-- begin GIVEN RECORDS --

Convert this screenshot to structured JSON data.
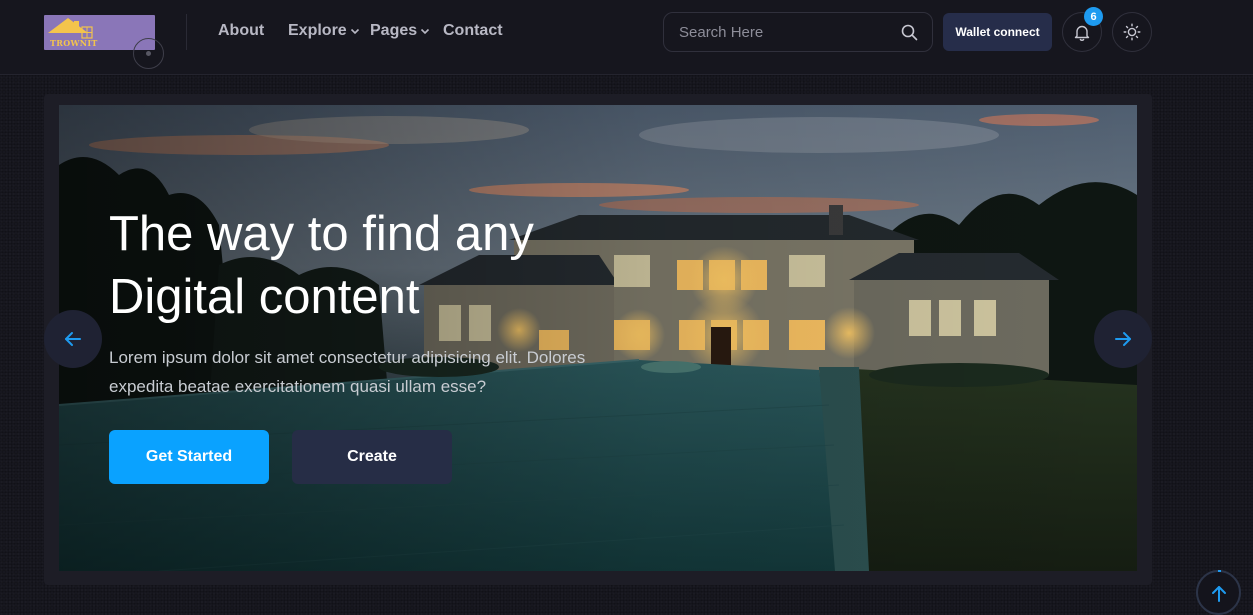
{
  "header": {
    "logo_text": "TROWNIT",
    "nav": [
      {
        "label": "About",
        "has_dropdown": false
      },
      {
        "label": "Explore",
        "has_dropdown": true
      },
      {
        "label": "Pages",
        "has_dropdown": true
      },
      {
        "label": "Contact",
        "has_dropdown": false
      }
    ],
    "search": {
      "placeholder": "Search Here",
      "value": ""
    },
    "wallet_label": "Wallet connect",
    "notification_count": "6",
    "icons": {
      "search": "search-icon",
      "bell": "bell-icon",
      "theme": "sun-icon",
      "dropdown": "chevron-down-icon"
    }
  },
  "hero": {
    "title_line1": "The way to find any",
    "title_line2": "Digital content",
    "description": "Lorem ipsum dolor sit amet consectetur adipisicing elit. Dolores expedita beatae exercitationem quasi ullam esse?",
    "primary_button": "Get Started",
    "secondary_button": "Create",
    "icons": {
      "prev": "arrow-left-icon",
      "next": "arrow-right-icon"
    }
  },
  "scroll_top": {
    "icon": "arrow-up-icon"
  },
  "colors": {
    "accent": "#0aa2ff",
    "badge": "#1e9bf0",
    "background": "#17171f",
    "wallet_button": "#262d4a"
  }
}
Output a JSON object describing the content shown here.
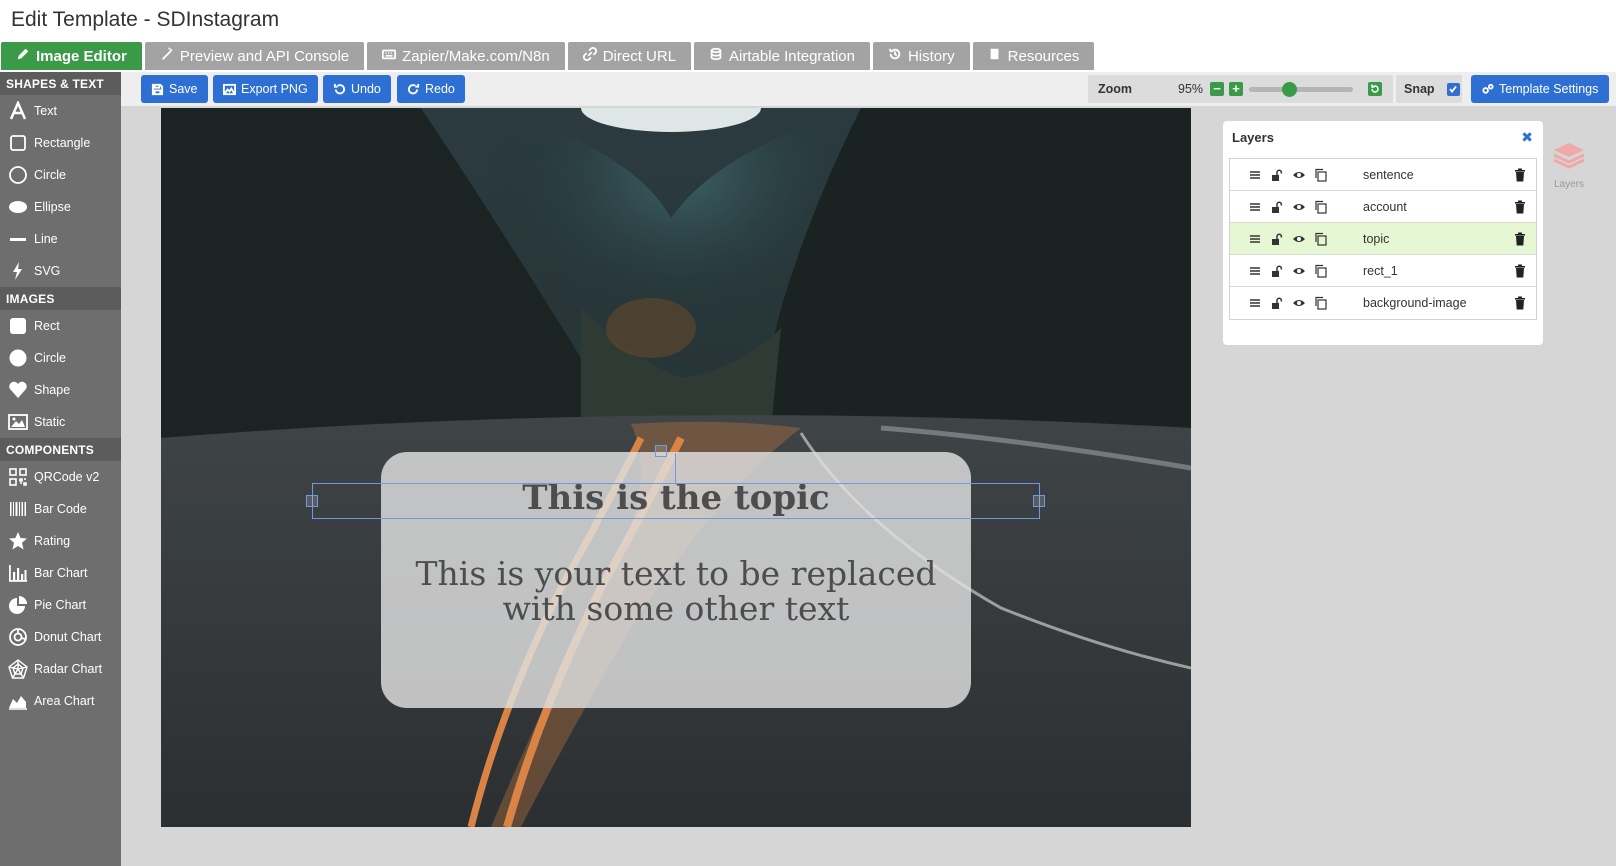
{
  "app": {
    "title": "Edit Template - SDInstagram"
  },
  "tabs": [
    {
      "label": "Image Editor",
      "icon": "pencil-icon",
      "active": true
    },
    {
      "label": "Preview and API Console",
      "icon": "magic-wand-icon",
      "active": false
    },
    {
      "label": "Zapier/Make.com/N8n",
      "icon": "keyboard-icon",
      "active": false
    },
    {
      "label": "Direct URL",
      "icon": "link-icon",
      "active": false
    },
    {
      "label": "Airtable Integration",
      "icon": "database-icon",
      "active": false
    },
    {
      "label": "History",
      "icon": "history-icon",
      "active": false
    },
    {
      "label": "Resources",
      "icon": "book-icon",
      "active": false
    }
  ],
  "sidebar": {
    "sections": [
      {
        "title": "SHAPES & TEXT",
        "items": [
          {
            "label": "Text",
            "icon": "text-icon"
          },
          {
            "label": "Rectangle",
            "icon": "rectangle-icon"
          },
          {
            "label": "Circle",
            "icon": "circle-outline-icon"
          },
          {
            "label": "Ellipse",
            "icon": "ellipse-icon"
          },
          {
            "label": "Line",
            "icon": "line-icon"
          },
          {
            "label": "SVG",
            "icon": "bolt-icon"
          }
        ]
      },
      {
        "title": "IMAGES",
        "items": [
          {
            "label": "Rect",
            "icon": "rect-image-icon"
          },
          {
            "label": "Circle",
            "icon": "circle-image-icon"
          },
          {
            "label": "Shape",
            "icon": "heart-icon"
          },
          {
            "label": "Static",
            "icon": "picture-icon"
          }
        ]
      },
      {
        "title": "COMPONENTS",
        "items": [
          {
            "label": "QRCode v2",
            "icon": "qrcode-icon"
          },
          {
            "label": "Bar Code",
            "icon": "barcode-icon"
          },
          {
            "label": "Rating",
            "icon": "star-icon"
          },
          {
            "label": "Bar Chart",
            "icon": "bar-chart-icon"
          },
          {
            "label": "Pie Chart",
            "icon": "pie-chart-icon"
          },
          {
            "label": "Donut Chart",
            "icon": "donut-chart-icon"
          },
          {
            "label": "Radar Chart",
            "icon": "radar-chart-icon"
          },
          {
            "label": "Area Chart",
            "icon": "area-chart-icon"
          }
        ]
      }
    ]
  },
  "toolbar": {
    "save": "Save",
    "export": "Export PNG",
    "undo": "Undo",
    "redo": "Redo",
    "zoom_label": "Zoom",
    "zoom_value": "95%",
    "zoom_level": 0.38,
    "snap_label": "Snap",
    "snap_checked": true,
    "template_settings": "Template Settings"
  },
  "canvas": {
    "topic": "This is the topic",
    "sentence_line1": "This is your text to be replaced",
    "sentence_line2": "with some other text"
  },
  "layers": {
    "title": "Layers",
    "toggle_label": "Layers",
    "items": [
      {
        "name": "sentence",
        "active": false
      },
      {
        "name": "account",
        "active": false
      },
      {
        "name": "topic",
        "active": true
      },
      {
        "name": "rect_1",
        "active": false
      },
      {
        "name": "background-image",
        "active": false
      }
    ]
  },
  "colors": {
    "accent_green": "#3a9a48",
    "button_blue": "#2e6fd3",
    "tab_gray": "#a3a3a3",
    "sidebar_gray": "#6e6e6e",
    "active_layer": "#e6f7d4"
  }
}
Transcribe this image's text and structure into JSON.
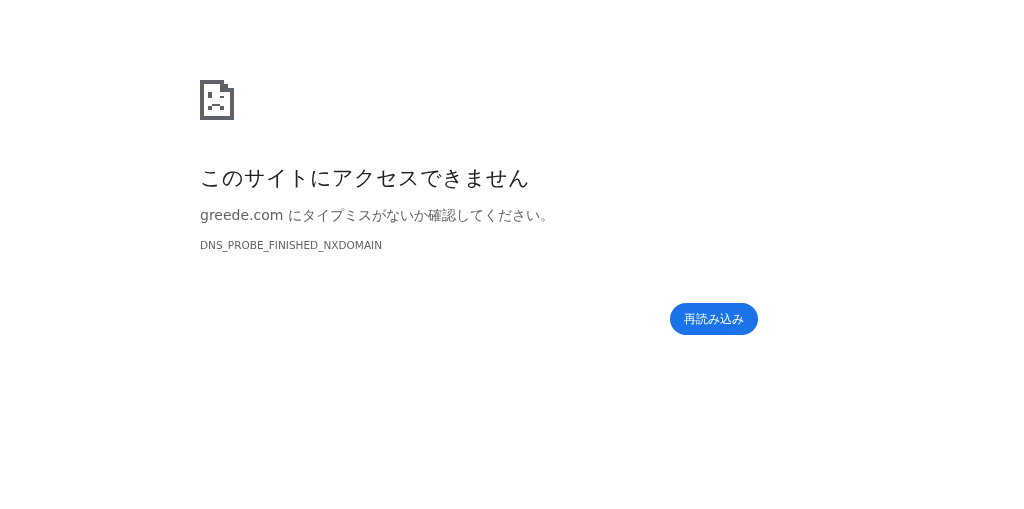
{
  "heading": "このサイトにアクセスできません",
  "message": "greede.com にタイプミスがないか確認してください。",
  "error_code": "DNS_PROBE_FINISHED_NXDOMAIN",
  "buttons": [
    {
      "label": "再読み込み"
    }
  ]
}
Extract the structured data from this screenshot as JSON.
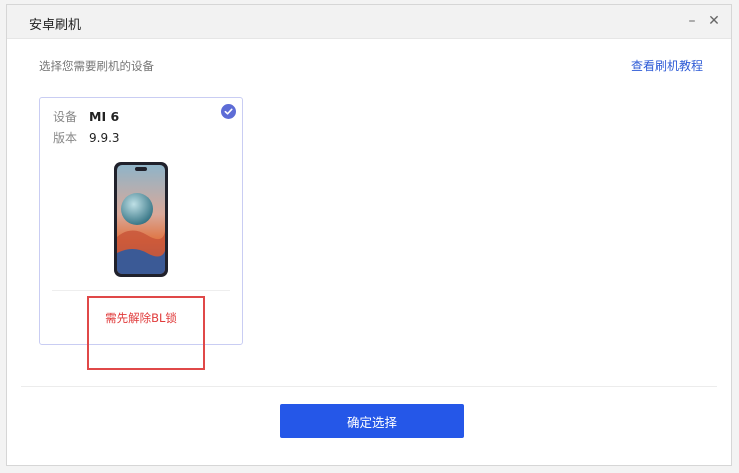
{
  "window": {
    "title": "安卓刷机"
  },
  "header": {
    "prompt": "选择您需要刷机的设备",
    "tutorial_link": "查看刷机教程"
  },
  "device_card": {
    "device_label": "设备",
    "device_value": "MI 6",
    "version_label": "版本",
    "version_value": "9.9.3",
    "warning": "需先解除BL锁",
    "selected": true
  },
  "footer": {
    "confirm_label": "确定选择"
  },
  "colors": {
    "accent": "#2557e8",
    "link": "#2e5bd6",
    "warning": "#e03a3a",
    "check": "#5d6cd6",
    "highlight_box": "#e04848"
  }
}
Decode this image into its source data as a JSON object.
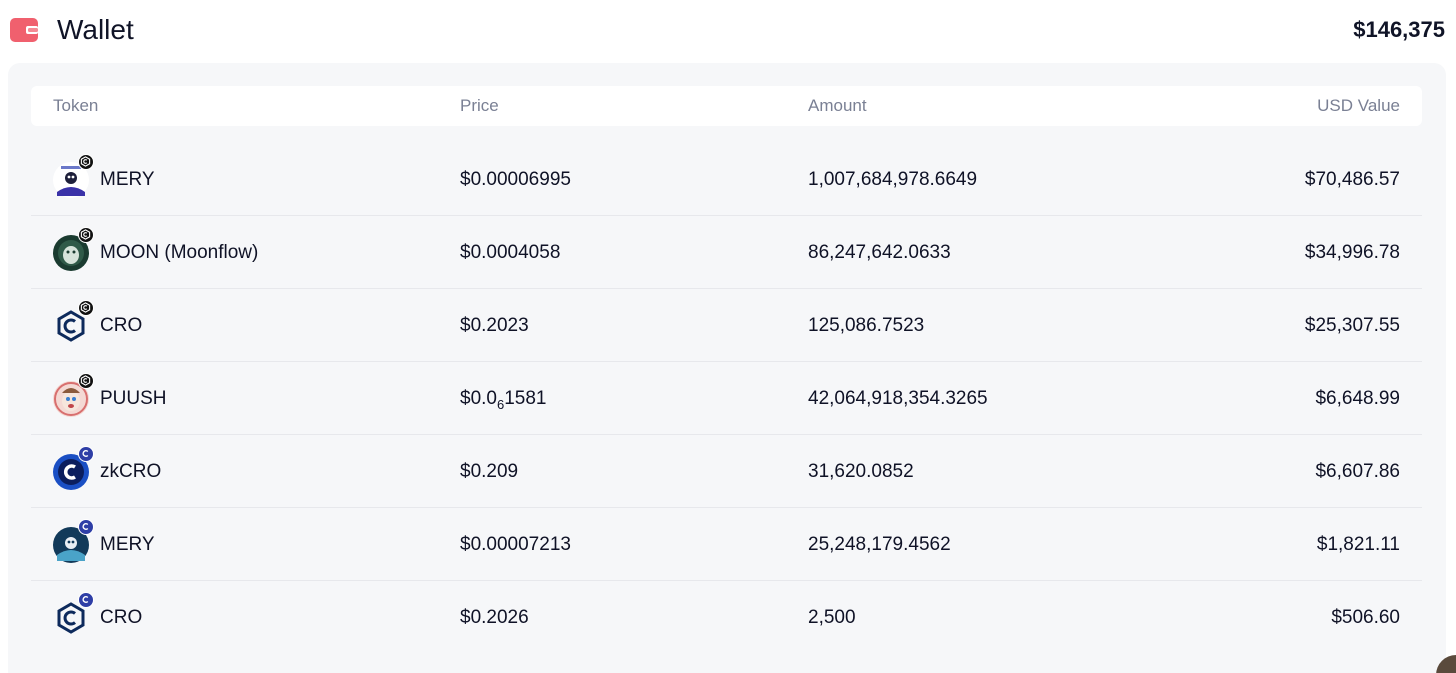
{
  "header": {
    "title": "Wallet",
    "total": "$146,375",
    "icon": "wallet-icon",
    "icon_color": "#f0606e"
  },
  "table": {
    "columns": {
      "token": "Token",
      "price": "Price",
      "amount": "Amount",
      "usd_value": "USD Value"
    },
    "rows": [
      {
        "name": "MERY",
        "price": "$0.00006995",
        "amount": "1,007,684,978.6649",
        "usd": "$70,486.57",
        "logo": "mery-logo",
        "chain": "cronos"
      },
      {
        "name": "MOON (Moonflow)",
        "price": "$0.0004058",
        "amount": "86,247,642.0633",
        "usd": "$34,996.78",
        "logo": "moon-logo",
        "chain": "cronos"
      },
      {
        "name": "CRO",
        "price": "$0.2023",
        "amount": "125,086.7523",
        "usd": "$25,307.55",
        "logo": "cro-logo",
        "chain": "cronos"
      },
      {
        "name": "PUUSH",
        "price_prefix": "$0.0",
        "price_sub": "6",
        "price_suffix": "1581",
        "amount": "42,064,918,354.3265",
        "usd": "$6,648.99",
        "logo": "puush-logo",
        "chain": "cronos"
      },
      {
        "name": "zkCRO",
        "price": "$0.209",
        "amount": "31,620.0852",
        "usd": "$6,607.86",
        "logo": "zkcro-logo",
        "chain": "cronos-zkevm"
      },
      {
        "name": "MERY",
        "price": "$0.00007213",
        "amount": "25,248,179.4562",
        "usd": "$1,821.11",
        "logo": "mery-logo",
        "chain": "cronos-zkevm"
      },
      {
        "name": "CRO",
        "price": "$0.2026",
        "amount": "2,500",
        "usd": "$506.60",
        "logo": "cro-logo",
        "chain": "cronos-zkevm"
      }
    ]
  }
}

-- end GIVEN RECORDS --

From the material above, count the lines that include "object" and give only the total.

■ RESULT OF THIS EXERCISE ■
2